EXERCISE AIM
Quote every line as given.
─── ENTRIES SUPPLIED ───
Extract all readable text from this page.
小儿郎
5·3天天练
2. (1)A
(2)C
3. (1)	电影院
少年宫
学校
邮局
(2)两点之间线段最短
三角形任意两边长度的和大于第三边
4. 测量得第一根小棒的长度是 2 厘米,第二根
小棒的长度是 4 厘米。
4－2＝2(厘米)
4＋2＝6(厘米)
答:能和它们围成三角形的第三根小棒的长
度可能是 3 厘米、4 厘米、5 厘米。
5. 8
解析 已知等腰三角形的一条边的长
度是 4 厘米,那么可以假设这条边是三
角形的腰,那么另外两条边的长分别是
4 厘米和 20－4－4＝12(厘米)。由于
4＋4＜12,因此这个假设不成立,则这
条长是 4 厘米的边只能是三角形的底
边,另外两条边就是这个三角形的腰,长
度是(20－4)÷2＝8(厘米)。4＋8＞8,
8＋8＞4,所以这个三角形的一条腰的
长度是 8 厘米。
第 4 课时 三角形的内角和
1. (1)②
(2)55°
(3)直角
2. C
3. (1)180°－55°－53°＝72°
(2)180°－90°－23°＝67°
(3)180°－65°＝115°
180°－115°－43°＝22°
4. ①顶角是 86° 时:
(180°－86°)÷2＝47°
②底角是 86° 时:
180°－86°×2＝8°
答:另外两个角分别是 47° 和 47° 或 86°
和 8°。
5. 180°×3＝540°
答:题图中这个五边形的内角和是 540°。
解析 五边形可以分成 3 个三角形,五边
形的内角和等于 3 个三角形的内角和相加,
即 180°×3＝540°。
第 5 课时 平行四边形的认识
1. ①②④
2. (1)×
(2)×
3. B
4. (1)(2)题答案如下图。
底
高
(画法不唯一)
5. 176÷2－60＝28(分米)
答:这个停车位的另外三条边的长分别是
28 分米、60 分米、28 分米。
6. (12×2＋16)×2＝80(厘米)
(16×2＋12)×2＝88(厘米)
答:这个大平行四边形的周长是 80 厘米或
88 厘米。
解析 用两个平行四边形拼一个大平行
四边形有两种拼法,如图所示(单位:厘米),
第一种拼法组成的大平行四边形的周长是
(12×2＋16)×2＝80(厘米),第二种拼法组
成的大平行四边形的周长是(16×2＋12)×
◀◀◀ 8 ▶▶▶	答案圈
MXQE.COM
───
WRITTEN REPLY
Extract all readable text from this page.
小儿郎
5·3天天练
2. (1)A
(2)C
3. (1)	电影院
少年宫
学校
邮局
(2)两点之间线段最短
三角形任意两边长度的和大于第三边
4. 测量得第一根小棒的长度是 2 厘米,第二根
小棒的长度是 4 厘米。
4－2＝2(厘米)
4＋2＝6(厘米)
答:能和它们围成三角形的第三根小棒的长
度可能是 3 厘米、4 厘米、5 厘米。
5. 8
解析 已知等腰三角形的一条边的长
度是 4 厘米,那么可以假设这条边是三
角形的腰,那么另外两条边的长分别是
4 厘米和 20－4－4＝12(厘米)。由于
4＋4＜12,因此这个假设不成立,则这
条长是 4 厘米的边只能是三角形的底
边,另外两条边就是这个三角形的腰,长
度是(20－4)÷2＝8(厘米)。4＋8＞8,
8＋8＞4,所以这个三角形的一条腰的
长度是 8 厘米。
第 4 课时 三角形的内角和
1. (1)②
(2)55°
(3)直角
2. C
3. (1)180°－55°－53°＝72°
(2)180°－90°－23°＝67°
(3)180°－65°＝115°
180°－115°－43°＝22°
4. ①顶角是 86° 时:
(180°－86°)÷2＝47°
②底角是 86° 时:
180°－86°×2＝8°
答:另外两个角分别是 47° 和 47° 或 86°
和 8°。
5. 180°×3＝540°
答:题图中这个五边形的内角和是 540°。
解析 五边形可以分成 3 个三角形,五边
形的内角和等于 3 个三角形的内角和相加,
即 180°×3＝540°。
第 5 课时 平行四边形的认识
1. ①②④
2. (1)×
(2)×
3. B
4. (1)(2)题答案如下图。
底
高
(画法不唯一)
5. 176÷2－60＝28(分米)
答:这个停车位的另外三条边的长分别是
28 分米、60 分米、28 分米。
6. (12×2＋16)×2＝80(厘米)
(16×2＋12)×2＝88(厘米)
答:这个大平行四边形的周长是 80 厘米或
88 厘米。
解析 用两个平行四边形拼一个大平行
四边形有两种拼法,如图所示(单位:厘米),
第一种拼法组成的大平行四边形的周长是
(12×2＋16)×2＝80(厘米),第二种拼法组
成的大平行四边形的周长是(16×2＋12)×
◀◀◀ 8 ▶▶▶	答案圈
MXQE.COM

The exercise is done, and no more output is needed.